(Data entries)
## start

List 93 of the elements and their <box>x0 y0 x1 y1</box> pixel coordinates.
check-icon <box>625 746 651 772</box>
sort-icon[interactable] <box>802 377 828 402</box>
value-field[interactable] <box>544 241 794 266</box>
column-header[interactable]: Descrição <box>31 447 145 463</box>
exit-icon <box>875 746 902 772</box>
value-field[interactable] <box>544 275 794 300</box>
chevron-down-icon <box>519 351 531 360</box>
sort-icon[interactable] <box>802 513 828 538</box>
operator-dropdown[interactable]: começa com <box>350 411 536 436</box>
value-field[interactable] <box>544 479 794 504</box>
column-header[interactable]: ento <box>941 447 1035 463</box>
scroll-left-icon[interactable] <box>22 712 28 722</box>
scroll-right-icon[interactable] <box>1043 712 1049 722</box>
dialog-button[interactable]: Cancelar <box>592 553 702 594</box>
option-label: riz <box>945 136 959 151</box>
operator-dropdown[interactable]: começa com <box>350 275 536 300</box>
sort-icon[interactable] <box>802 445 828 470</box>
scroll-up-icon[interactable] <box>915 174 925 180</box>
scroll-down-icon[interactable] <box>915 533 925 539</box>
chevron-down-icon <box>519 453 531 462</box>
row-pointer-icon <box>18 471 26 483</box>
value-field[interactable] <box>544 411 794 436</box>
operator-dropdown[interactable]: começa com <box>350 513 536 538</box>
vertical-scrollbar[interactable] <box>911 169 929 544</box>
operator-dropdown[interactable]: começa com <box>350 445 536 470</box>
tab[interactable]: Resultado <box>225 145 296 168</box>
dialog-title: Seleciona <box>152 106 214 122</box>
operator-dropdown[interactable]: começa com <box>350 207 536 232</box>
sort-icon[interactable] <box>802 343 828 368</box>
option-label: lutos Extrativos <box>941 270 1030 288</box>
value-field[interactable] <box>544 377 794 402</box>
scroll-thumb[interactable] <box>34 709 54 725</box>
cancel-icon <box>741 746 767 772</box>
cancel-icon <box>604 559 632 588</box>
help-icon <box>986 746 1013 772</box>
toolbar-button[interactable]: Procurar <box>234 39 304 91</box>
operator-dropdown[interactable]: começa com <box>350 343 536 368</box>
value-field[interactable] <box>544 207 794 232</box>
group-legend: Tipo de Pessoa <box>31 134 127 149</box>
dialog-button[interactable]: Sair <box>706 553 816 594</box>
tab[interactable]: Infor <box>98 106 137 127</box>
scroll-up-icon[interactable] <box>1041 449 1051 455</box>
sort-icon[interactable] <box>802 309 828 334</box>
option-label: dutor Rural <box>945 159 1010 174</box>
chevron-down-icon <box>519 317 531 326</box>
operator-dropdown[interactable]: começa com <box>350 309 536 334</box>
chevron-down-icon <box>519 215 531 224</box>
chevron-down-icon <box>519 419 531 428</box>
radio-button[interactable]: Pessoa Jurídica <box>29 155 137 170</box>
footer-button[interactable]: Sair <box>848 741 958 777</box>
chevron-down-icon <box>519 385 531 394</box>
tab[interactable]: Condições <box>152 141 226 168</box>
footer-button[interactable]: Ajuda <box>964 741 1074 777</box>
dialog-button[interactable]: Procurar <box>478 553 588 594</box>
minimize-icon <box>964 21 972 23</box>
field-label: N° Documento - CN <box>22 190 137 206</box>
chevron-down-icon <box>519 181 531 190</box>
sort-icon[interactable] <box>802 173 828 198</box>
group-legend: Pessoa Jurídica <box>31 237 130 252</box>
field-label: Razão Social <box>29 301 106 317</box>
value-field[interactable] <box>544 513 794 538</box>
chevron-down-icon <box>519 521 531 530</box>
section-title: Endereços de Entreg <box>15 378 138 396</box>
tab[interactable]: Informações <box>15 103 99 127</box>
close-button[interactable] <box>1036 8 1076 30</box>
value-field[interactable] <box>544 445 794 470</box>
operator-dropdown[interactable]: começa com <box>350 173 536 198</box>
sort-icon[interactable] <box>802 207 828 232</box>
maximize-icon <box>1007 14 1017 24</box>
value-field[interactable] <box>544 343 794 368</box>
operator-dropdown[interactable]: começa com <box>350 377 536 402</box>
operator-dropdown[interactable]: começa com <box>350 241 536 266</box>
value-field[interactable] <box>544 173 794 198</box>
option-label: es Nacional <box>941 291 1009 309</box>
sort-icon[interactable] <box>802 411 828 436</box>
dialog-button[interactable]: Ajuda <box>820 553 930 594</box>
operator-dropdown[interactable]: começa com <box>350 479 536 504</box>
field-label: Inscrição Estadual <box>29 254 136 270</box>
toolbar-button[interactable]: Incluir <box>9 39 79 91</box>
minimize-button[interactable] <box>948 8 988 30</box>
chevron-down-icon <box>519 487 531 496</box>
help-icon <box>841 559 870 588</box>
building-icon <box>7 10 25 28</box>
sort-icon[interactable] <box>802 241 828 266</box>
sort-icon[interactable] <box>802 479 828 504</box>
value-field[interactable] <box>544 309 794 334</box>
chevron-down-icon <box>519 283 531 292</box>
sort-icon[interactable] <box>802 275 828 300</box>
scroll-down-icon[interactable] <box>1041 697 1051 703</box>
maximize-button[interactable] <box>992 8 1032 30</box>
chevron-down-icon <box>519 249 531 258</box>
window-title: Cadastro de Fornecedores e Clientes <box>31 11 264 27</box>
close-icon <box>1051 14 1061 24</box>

## end

How many lines in the entries above contain the string "label"? Case counts. Reply with the number only.

■ **Answer for this exercise**: 7